• [MATERIAL]:

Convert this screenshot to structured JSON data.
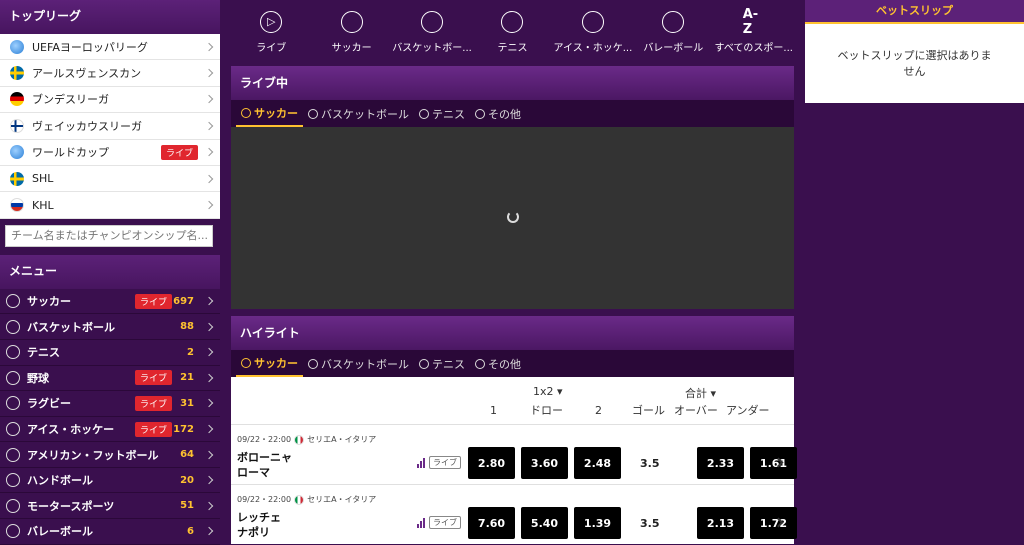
{
  "top_league": {
    "title": "トップリーグ",
    "items": [
      {
        "label": "UEFAヨーロッパリーグ",
        "flag": "globe",
        "live": ""
      },
      {
        "label": "アールスヴェンスカン",
        "flag": "se",
        "live": ""
      },
      {
        "label": "ブンデスリーガ",
        "flag": "de",
        "live": ""
      },
      {
        "label": "ヴェイッカウスリーガ",
        "flag": "fi",
        "live": ""
      },
      {
        "label": "ワールドカップ",
        "flag": "globe",
        "live": "ライブ"
      },
      {
        "label": "SHL",
        "flag": "se",
        "live": ""
      },
      {
        "label": "KHL",
        "flag": "ru",
        "live": ""
      }
    ],
    "search_placeholder": "チーム名またはチャンピオンシップ名..."
  },
  "menu": {
    "title": "メニュー",
    "items": [
      {
        "label": "サッカー",
        "live": "ライブ",
        "count": "697"
      },
      {
        "label": "バスケットボール",
        "live": "",
        "count": "88"
      },
      {
        "label": "テニス",
        "live": "",
        "count": "2"
      },
      {
        "label": "野球",
        "live": "ライブ",
        "count": "21"
      },
      {
        "label": "ラグビー",
        "live": "ライブ",
        "count": "31"
      },
      {
        "label": "アイス・ホッケー",
        "live": "ライブ",
        "count": "172"
      },
      {
        "label": "アメリカン・フットボール",
        "live": "",
        "count": "64"
      },
      {
        "label": "ハンドボール",
        "live": "",
        "count": "20"
      },
      {
        "label": "モータースポーツ",
        "live": "",
        "count": "51"
      },
      {
        "label": "バレーボール",
        "live": "",
        "count": "6"
      }
    ]
  },
  "sport_nav": [
    {
      "label": "ライブ",
      "icon": "play-icon",
      "glyph": "▷"
    },
    {
      "label": "サッカー",
      "icon": "soccer-ball-icon",
      "glyph": ""
    },
    {
      "label": "バスケットボー...",
      "icon": "basketball-icon",
      "glyph": ""
    },
    {
      "label": "テニス",
      "icon": "tennis-ball-icon",
      "glyph": ""
    },
    {
      "label": "アイス・ホッケ...",
      "icon": "hockey-puck-icon",
      "glyph": ""
    },
    {
      "label": "バレーボール",
      "icon": "volleyball-icon",
      "glyph": ""
    },
    {
      "label": "すべてのスポー...",
      "icon": "a-z-icon",
      "glyph": "A-Z"
    }
  ],
  "live_section": {
    "title": "ライブ中",
    "tabs": [
      "サッカー",
      "バスケットボール",
      "テニス",
      "その他"
    ]
  },
  "highlight_section": {
    "title": "ハイライト",
    "tabs": [
      "サッカー",
      "バスケットボール",
      "テニス",
      "その他"
    ],
    "group_1x2": "1x2 ▾",
    "group_total": "合計 ▾",
    "col_1": "1",
    "col_draw": "ドロー",
    "col_2": "2",
    "col_goal": "ゴール",
    "col_over": "オーバー",
    "col_under": "アンダー",
    "matches": [
      {
        "time": "09/22・22:00",
        "league": "セリエA・イタリア",
        "home": "ボローニャ",
        "away": "ローマ",
        "live": "ライブ",
        "o1": "2.80",
        "ox": "3.60",
        "o2": "2.48",
        "line": "3.5",
        "over": "2.33",
        "under": "1.61"
      },
      {
        "time": "09/22・22:00",
        "league": "セリエA・イタリア",
        "home": "レッチェ",
        "away": "ナポリ",
        "live": "ライブ",
        "o1": "7.60",
        "ox": "5.40",
        "o2": "1.39",
        "line": "3.5",
        "over": "2.13",
        "under": "1.72"
      }
    ]
  },
  "betslip": {
    "title": "ベットスリップ",
    "empty": "ベットスリップに選択はありません"
  },
  "colors": {
    "accent": "#ffc230",
    "live": "#e0262e",
    "bg": "#3a0f4e"
  }
}
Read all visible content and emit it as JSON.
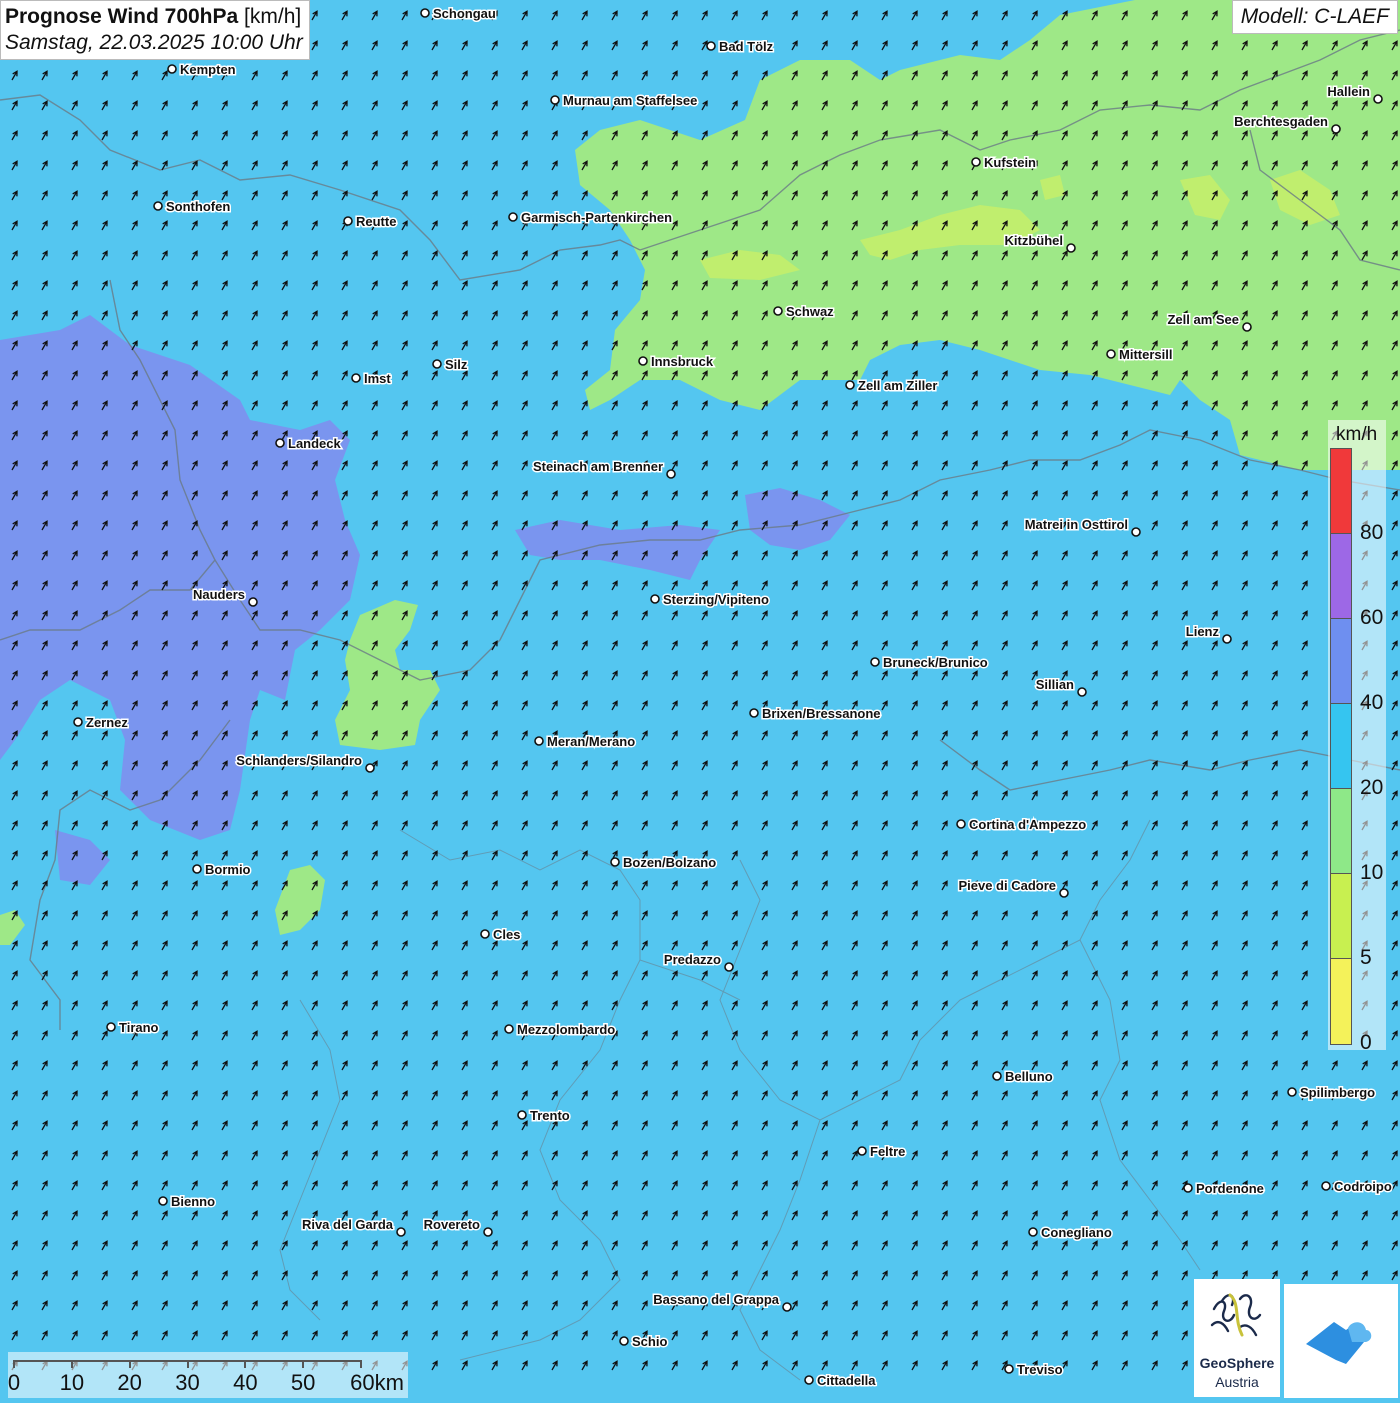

• [WORK TO DO]:
Output every entry word for word, but omit the pictures.

• [ANSWER IN FULL]:
Convert this screenshot to structured JSON data.
{
  "top_league": {
    "title": "トップリーグ",
    "items": [
      {
        "label": "UEFAヨーロッパリーグ",
        "flag": "globe",
        "live": ""
      },
      {
        "label": "アールスヴェンスカン",
        "flag": "se",
        "live": ""
      },
      {
        "label": "ブンデスリーガ",
        "flag": "de",
        "live": ""
      },
      {
        "label": "ヴェイッカウスリーガ",
        "flag": "fi",
        "live": ""
      },
      {
        "label": "ワールドカップ",
        "flag": "globe",
        "live": "ライブ"
      },
      {
        "label": "SHL",
        "flag": "se",
        "live": ""
      },
      {
        "label": "KHL",
        "flag": "ru",
        "live": ""
      }
    ],
    "search_placeholder": "チーム名またはチャンピオンシップ名..."
  },
  "menu": {
    "title": "メニュー",
    "items": [
      {
        "label": "サッカー",
        "live": "ライブ",
        "count": "697"
      },
      {
        "label": "バスケットボール",
        "live": "",
        "count": "88"
      },
      {
        "label": "テニス",
        "live": "",
        "count": "2"
      },
      {
        "label": "野球",
        "live": "ライブ",
        "count": "21"
      },
      {
        "label": "ラグビー",
        "live": "ライブ",
        "count": "31"
      },
      {
        "label": "アイス・ホッケー",
        "live": "ライブ",
        "count": "172"
      },
      {
        "label": "アメリカン・フットボール",
        "live": "",
        "count": "64"
      },
      {
        "label": "ハンドボール",
        "live": "",
        "count": "20"
      },
      {
        "label": "モータースポーツ",
        "live": "",
        "count": "51"
      },
      {
        "label": "バレーボール",
        "live": "",
        "count": "6"
      }
    ]
  },
  "sport_nav": [
    {
      "label": "ライブ",
      "icon": "play-icon",
      "glyph": "▷"
    },
    {
      "label": "サッカー",
      "icon": "soccer-ball-icon",
      "glyph": ""
    },
    {
      "label": "バスケットボー...",
      "icon": "basketball-icon",
      "glyph": ""
    },
    {
      "label": "テニス",
      "icon": "tennis-ball-icon",
      "glyph": ""
    },
    {
      "label": "アイス・ホッケ...",
      "icon": "hockey-puck-icon",
      "glyph": ""
    },
    {
      "label": "バレーボール",
      "icon": "volleyball-icon",
      "glyph": ""
    },
    {
      "label": "すべてのスポー...",
      "icon": "a-z-icon",
      "glyph": "A-Z"
    }
  ],
  "live_section": {
    "title": "ライブ中",
    "tabs": [
      "サッカー",
      "バスケットボール",
      "テニス",
      "その他"
    ]
  },
  "highlight_section": {
    "title": "ハイライト",
    "tabs": [
      "サッカー",
      "バスケットボール",
      "テニス",
      "その他"
    ],
    "group_1x2": "1x2 ▾",
    "group_total": "合計 ▾",
    "col_1": "1",
    "col_draw": "ドロー",
    "col_2": "2",
    "col_goal": "ゴール",
    "col_over": "オーバー",
    "col_under": "アンダー",
    "matches": [
      {
        "time": "09/22・22:00",
        "league": "セリエA・イタリア",
        "home": "ボローニャ",
        "away": "ローマ",
        "live": "ライブ",
        "o1": "2.80",
        "ox": "3.60",
        "o2": "2.48",
        "line": "3.5",
        "over": "2.33",
        "under": "1.61"
      },
      {
        "time": "09/22・22:00",
        "league": "セリエA・イタリア",
        "home": "レッチェ",
        "away": "ナポリ",
        "live": "ライブ",
        "o1": "7.60",
        "ox": "5.40",
        "o2": "1.39",
        "line": "3.5",
        "over": "2.13",
        "under": "1.72"
      }
    ]
  },
  "betslip": {
    "title": "ベットスリップ",
    "empty": "ベットスリップに選択はありません"
  },
  "colors": {
    "accent": "#ffc230",
    "live": "#e0262e",
    "bg": "#3a0f4e"
  }
}
Read all visible content and emit it as JSON.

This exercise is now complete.